%%

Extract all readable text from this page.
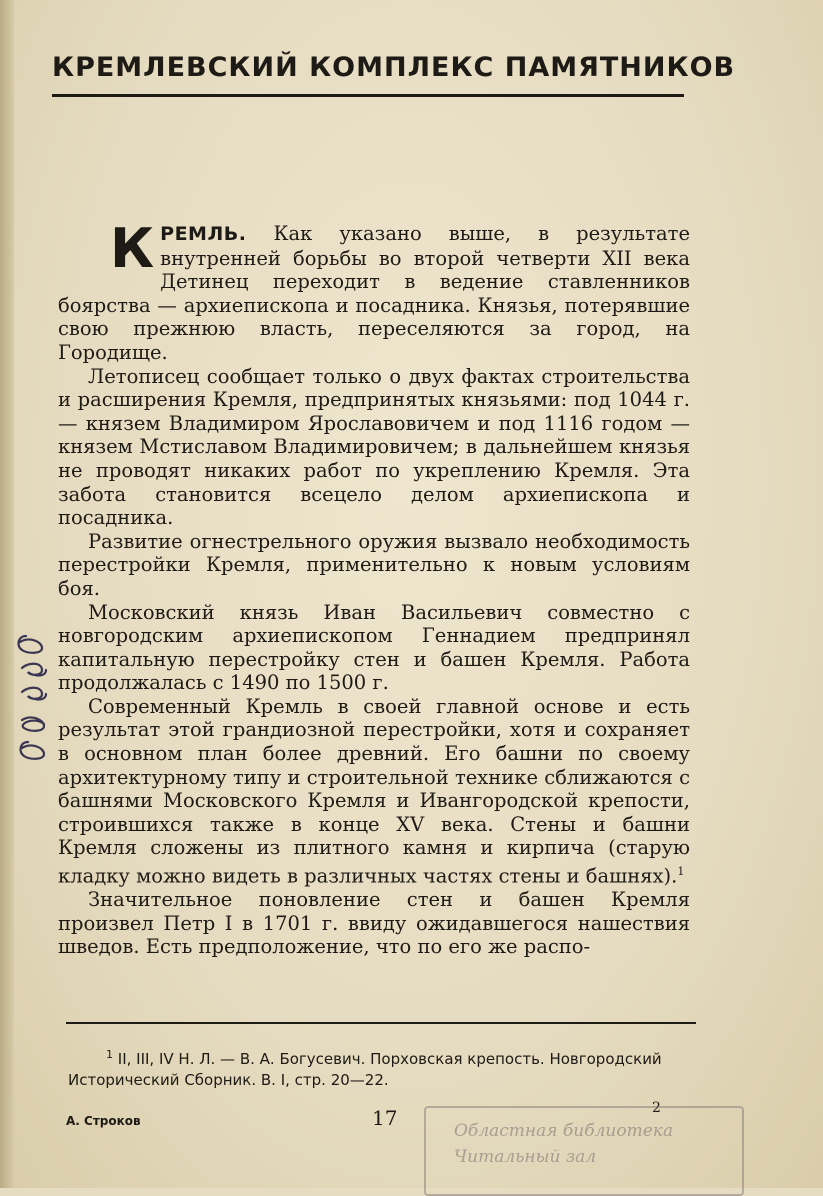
КРЕМЛЕВСКИЙ КОМПЛЕКС ПАМЯТНИКОВ

КРЕМЛЬ. Как указано выше, в результате внутренней борьбы во второй четверти XII века Детинец переходит в ведение ставленников боярства — архиепископа и посадника. Князья, потерявшие свою прежнюю власть, переселяются за город, на Городище.

Летописец сообщает только о двух фактах строительства и расширения Кремля, предпринятых князьями: под 1044 г. — князем Владимиром Ярославовичем и под 1116 годом — князем Мстиславом Владимировичем; в дальнейшем князья не проводят никаких работ по укреплению Кремля. Эта забота становится всецело делом архиепископа и посадника.

Развитие огнестрельного оружия вызвало необходимость перестройки Кремля, применительно к новым условиям боя.

Московский князь Иван Васильевич совместно с новгородским архиепископом Геннадием предпринял капитальную перестройку стен и башен Кремля. Работа продолжалась с 1490 по 1500 г.

Современный Кремль в своей главной основе и есть результат этой грандиозной перестройки, хотя и сохраняет в основном план более древний. Его башни по своему архитектурному типу и строительной технике сближаются с башнями Московского Кремля и Ивангородской крепости, строившихся также в конце XV века. Стены и башни Кремля сложены из плитного камня и кирпича (старую кладку можно видеть в различных частях стены и башнях).$^1$

Значительное поновление стен и башен Кремля произвел Петр I в 1701 г. ввиду ожидавшегося нашествия шведов. Есть предположение, что по его же распо-

$^1$ II, III, IV Н. Л. — В. А. Богусевич. Порховская крепость. Новгородский Исторический Сборник. В. I, стр. 20—22.
А. Строков	17
Областная библиотека
Читальный зал
2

%%

**What the task asks:**
Using the data above, print every line exactly, omitting pictures.

**Final answer:**
Extract all readable text from this page.
КРЕМЛЕВСКИЙ КОМПЛЕКС ПАМЯТНИКОВ

КРЕМЛЬ. Как указано выше, в результате внутренней борьбы во второй четверти XII века Детинец переходит в ведение ставленников боярства — архиепископа и посадника. Князья, потерявшие свою прежнюю власть, переселяются за город, на Городище.

Летописец сообщает только о двух фактах строительства и расширения Кремля, предпринятых князьями: под 1044 г. — князем Владимиром Ярославовичем и под 1116 годом — князем Мстиславом Владимировичем; в дальнейшем князья не проводят никаких работ по укреплению Кремля. Эта забота становится всецело делом архиепископа и посадника.

Развитие огнестрельного оружия вызвало необходимость перестройки Кремля, применительно к новым условиям боя.

Московский князь Иван Васильевич совместно с новгородским архиепископом Геннадием предпринял капитальную перестройку стен и башен Кремля. Работа продолжалась с 1490 по 1500 г.

Современный Кремль в своей главной основе и есть результат этой грандиозной перестройки, хотя и сохраняет в основном план более древний. Его башни по своему архитектурному типу и строительной технике сближаются с башнями Московского Кремля и Ивангородской крепости, строившихся также в конце XV века. Стены и башни Кремля сложены из плитного камня и кирпича (старую кладку можно видеть в различных частях стены и башнях).$^1$

Значительное поновление стен и башен Кремля произвел Петр I в 1701 г. ввиду ожидавшегося нашествия шведов. Есть предположение, что по его же распо-

$^1$ II, III, IV Н. Л. — В. А. Богусевич. Порховская крепость. Новгородский Исторический Сборник. В. I, стр. 20—22.
А. Строков	17
Областная библиотека
Читальный зал
2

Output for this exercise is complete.